◆ **PROVIDED DATA**
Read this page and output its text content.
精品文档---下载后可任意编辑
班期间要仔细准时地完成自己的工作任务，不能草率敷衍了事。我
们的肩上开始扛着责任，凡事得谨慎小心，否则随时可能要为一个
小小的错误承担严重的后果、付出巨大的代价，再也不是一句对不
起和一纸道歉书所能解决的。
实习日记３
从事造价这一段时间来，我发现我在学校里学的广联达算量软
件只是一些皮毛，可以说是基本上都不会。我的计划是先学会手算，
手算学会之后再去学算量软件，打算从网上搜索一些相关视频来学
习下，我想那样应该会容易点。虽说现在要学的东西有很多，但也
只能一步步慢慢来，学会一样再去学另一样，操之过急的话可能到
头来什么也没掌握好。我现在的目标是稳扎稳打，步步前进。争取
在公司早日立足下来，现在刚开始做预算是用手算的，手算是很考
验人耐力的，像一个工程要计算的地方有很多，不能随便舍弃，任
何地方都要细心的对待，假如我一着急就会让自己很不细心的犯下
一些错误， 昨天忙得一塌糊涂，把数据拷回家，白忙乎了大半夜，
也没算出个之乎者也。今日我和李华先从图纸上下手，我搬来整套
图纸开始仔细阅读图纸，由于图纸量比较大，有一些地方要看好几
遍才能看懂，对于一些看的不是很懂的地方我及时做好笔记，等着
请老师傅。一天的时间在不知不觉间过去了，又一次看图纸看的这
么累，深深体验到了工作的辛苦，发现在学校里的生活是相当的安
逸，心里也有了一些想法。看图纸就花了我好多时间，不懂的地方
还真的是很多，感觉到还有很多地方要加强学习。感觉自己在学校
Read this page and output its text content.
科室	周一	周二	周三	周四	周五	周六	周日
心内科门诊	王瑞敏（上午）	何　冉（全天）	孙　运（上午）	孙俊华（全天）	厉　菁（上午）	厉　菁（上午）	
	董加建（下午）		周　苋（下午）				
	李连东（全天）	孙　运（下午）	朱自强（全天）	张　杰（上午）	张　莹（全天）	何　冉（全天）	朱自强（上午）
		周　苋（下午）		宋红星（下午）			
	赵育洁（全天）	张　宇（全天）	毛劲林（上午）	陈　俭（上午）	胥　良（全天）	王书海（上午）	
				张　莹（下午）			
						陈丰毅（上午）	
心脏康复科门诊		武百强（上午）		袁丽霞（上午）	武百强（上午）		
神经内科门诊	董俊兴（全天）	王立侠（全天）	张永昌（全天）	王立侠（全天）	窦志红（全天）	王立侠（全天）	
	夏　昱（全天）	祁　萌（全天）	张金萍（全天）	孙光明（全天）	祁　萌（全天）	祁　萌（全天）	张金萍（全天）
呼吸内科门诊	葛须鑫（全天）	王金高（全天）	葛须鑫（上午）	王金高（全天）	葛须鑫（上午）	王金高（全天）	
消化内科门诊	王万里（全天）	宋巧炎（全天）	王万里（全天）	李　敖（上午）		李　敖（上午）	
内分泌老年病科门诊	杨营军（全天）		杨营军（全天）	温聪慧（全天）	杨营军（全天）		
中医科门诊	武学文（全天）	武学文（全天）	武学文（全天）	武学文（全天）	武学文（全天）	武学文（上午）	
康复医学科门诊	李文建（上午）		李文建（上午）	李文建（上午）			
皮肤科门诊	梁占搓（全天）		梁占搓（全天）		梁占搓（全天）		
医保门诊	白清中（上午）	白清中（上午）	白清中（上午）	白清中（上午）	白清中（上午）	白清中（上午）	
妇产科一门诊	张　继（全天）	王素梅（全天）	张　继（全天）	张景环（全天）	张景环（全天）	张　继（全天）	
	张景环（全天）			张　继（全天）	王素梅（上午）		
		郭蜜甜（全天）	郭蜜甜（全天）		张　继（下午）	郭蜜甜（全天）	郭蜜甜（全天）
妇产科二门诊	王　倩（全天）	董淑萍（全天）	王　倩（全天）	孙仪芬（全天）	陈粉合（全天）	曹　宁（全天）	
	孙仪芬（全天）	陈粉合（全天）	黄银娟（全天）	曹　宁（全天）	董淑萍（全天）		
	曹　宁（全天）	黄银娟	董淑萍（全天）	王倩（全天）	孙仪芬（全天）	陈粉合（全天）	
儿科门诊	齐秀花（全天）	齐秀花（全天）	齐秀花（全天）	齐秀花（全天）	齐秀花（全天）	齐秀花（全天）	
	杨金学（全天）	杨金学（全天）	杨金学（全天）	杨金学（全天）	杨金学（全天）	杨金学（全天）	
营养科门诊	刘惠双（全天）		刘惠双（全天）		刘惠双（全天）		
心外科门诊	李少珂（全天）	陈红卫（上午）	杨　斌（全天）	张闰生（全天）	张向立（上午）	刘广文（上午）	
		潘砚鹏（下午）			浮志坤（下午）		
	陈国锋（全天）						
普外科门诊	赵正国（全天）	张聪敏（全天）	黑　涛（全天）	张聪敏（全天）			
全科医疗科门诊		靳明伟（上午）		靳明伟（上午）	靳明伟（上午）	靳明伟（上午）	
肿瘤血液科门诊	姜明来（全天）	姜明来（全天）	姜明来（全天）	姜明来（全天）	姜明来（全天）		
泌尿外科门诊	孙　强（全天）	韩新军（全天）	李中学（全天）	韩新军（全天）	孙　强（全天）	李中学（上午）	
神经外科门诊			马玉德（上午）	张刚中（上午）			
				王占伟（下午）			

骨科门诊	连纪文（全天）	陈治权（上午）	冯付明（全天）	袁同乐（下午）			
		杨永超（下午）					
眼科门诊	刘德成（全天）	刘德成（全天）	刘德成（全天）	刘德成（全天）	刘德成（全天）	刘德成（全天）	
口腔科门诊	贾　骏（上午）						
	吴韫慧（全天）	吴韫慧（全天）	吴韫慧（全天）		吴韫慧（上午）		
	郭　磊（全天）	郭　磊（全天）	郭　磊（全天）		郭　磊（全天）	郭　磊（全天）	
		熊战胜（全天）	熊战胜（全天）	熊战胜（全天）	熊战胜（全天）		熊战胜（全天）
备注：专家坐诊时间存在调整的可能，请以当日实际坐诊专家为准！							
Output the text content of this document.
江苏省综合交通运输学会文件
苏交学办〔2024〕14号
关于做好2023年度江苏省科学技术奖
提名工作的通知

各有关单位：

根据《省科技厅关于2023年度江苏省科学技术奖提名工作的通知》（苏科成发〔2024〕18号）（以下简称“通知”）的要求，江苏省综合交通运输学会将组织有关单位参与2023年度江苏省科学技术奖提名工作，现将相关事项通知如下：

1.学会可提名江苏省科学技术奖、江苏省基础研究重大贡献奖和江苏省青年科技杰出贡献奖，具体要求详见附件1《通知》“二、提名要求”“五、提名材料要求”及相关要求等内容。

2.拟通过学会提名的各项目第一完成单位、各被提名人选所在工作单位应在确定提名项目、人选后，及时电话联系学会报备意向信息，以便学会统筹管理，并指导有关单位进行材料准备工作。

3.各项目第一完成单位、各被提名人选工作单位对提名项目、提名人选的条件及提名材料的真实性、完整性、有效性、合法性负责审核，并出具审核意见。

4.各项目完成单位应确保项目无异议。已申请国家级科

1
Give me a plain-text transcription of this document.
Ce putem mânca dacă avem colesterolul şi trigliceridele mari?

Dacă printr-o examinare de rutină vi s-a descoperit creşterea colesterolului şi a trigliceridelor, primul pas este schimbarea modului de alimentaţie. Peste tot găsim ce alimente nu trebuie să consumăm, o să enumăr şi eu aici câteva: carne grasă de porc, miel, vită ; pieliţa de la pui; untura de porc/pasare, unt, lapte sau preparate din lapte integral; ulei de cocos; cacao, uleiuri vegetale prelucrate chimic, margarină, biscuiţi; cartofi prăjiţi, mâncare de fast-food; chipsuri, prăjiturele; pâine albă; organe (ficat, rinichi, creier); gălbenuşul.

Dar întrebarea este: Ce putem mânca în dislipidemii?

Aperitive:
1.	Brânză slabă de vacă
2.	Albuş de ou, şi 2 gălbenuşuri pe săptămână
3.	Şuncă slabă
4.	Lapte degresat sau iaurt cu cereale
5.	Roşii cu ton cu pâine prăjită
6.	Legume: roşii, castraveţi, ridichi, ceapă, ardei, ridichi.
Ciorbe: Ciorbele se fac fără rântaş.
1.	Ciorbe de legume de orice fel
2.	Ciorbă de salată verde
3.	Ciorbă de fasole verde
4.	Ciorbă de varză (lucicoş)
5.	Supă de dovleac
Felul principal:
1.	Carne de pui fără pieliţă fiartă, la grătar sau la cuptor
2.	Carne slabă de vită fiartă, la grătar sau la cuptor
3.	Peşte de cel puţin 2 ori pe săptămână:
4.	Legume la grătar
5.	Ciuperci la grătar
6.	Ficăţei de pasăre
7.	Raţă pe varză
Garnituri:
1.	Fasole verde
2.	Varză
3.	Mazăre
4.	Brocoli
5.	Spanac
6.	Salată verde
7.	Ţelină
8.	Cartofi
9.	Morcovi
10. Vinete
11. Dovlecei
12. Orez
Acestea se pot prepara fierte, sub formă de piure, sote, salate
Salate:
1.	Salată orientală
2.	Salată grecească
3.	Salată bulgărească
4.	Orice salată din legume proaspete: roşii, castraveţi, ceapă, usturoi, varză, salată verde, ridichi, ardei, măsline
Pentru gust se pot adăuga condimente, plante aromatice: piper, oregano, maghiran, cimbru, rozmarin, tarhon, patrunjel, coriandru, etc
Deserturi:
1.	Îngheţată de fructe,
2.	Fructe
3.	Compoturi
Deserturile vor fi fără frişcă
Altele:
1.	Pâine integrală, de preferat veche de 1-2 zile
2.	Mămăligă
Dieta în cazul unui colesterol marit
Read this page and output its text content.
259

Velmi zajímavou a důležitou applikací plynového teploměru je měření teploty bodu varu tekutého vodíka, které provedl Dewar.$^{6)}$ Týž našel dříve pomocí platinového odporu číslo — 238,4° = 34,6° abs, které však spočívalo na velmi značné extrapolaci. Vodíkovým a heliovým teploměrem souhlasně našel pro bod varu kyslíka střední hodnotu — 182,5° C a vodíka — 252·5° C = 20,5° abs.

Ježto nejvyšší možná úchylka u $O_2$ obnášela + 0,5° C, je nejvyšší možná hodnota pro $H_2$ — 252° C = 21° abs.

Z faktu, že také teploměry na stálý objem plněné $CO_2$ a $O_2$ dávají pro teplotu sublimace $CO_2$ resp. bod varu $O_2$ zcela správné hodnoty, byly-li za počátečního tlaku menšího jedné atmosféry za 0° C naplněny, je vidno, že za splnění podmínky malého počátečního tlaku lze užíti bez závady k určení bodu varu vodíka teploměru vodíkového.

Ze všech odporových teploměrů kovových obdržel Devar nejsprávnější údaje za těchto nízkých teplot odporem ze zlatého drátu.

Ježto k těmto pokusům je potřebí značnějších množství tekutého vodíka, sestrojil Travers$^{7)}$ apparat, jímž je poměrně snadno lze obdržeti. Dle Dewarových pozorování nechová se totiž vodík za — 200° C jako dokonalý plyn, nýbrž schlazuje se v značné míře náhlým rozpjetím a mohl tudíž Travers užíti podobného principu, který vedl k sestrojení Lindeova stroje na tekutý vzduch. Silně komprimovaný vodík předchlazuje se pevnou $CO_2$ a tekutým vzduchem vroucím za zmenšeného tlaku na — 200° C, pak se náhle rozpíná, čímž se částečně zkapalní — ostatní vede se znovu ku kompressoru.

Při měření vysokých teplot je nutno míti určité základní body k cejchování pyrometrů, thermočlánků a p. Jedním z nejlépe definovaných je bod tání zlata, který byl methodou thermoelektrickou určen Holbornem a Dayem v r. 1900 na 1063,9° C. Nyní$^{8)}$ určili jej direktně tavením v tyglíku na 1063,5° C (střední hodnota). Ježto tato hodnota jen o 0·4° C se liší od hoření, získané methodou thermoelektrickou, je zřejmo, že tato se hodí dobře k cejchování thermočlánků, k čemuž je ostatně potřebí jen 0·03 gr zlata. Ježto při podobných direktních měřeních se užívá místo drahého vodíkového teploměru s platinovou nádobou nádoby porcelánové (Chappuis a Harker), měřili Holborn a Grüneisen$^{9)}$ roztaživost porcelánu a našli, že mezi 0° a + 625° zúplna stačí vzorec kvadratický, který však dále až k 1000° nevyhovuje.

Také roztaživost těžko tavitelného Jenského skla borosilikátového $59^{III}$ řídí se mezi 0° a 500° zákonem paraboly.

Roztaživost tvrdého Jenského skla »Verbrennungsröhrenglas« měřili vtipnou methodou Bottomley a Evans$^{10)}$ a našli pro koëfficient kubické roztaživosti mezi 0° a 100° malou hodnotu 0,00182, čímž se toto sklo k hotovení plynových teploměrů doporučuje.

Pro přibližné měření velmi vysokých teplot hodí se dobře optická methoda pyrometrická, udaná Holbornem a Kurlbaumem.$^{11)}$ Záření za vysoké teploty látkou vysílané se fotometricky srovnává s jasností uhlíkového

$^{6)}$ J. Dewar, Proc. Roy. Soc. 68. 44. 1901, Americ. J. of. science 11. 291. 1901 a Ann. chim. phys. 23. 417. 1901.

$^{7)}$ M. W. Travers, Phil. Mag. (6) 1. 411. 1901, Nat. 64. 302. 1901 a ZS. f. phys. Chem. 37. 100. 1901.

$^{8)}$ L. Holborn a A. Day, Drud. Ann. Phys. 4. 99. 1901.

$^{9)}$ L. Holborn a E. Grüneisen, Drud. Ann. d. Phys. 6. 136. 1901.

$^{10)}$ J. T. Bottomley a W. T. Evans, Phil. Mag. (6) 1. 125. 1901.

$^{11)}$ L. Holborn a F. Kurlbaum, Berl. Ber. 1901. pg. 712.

◆ **TASK PROMPT**
Look through the material above and pick out each line holding the word "Bottomley".

◆ **RIGHT ANSWER**
Roztaživost tvrdého Jenského skla »Verbrennungsröhrenglas« měřili vtipnou methodou Bottomley a Evans$^{10)}$ a našli pro koëfficient kubické roztaživosti mezi 0° a 100° malou hodnotu 0,00182, čímž se toto sklo k hotovení plynových teploměrů doporučuje.
$^{10)}$ J. T. Bottomley a W. T. Evans, Phil. Mag. (6) 1. 125. 1901.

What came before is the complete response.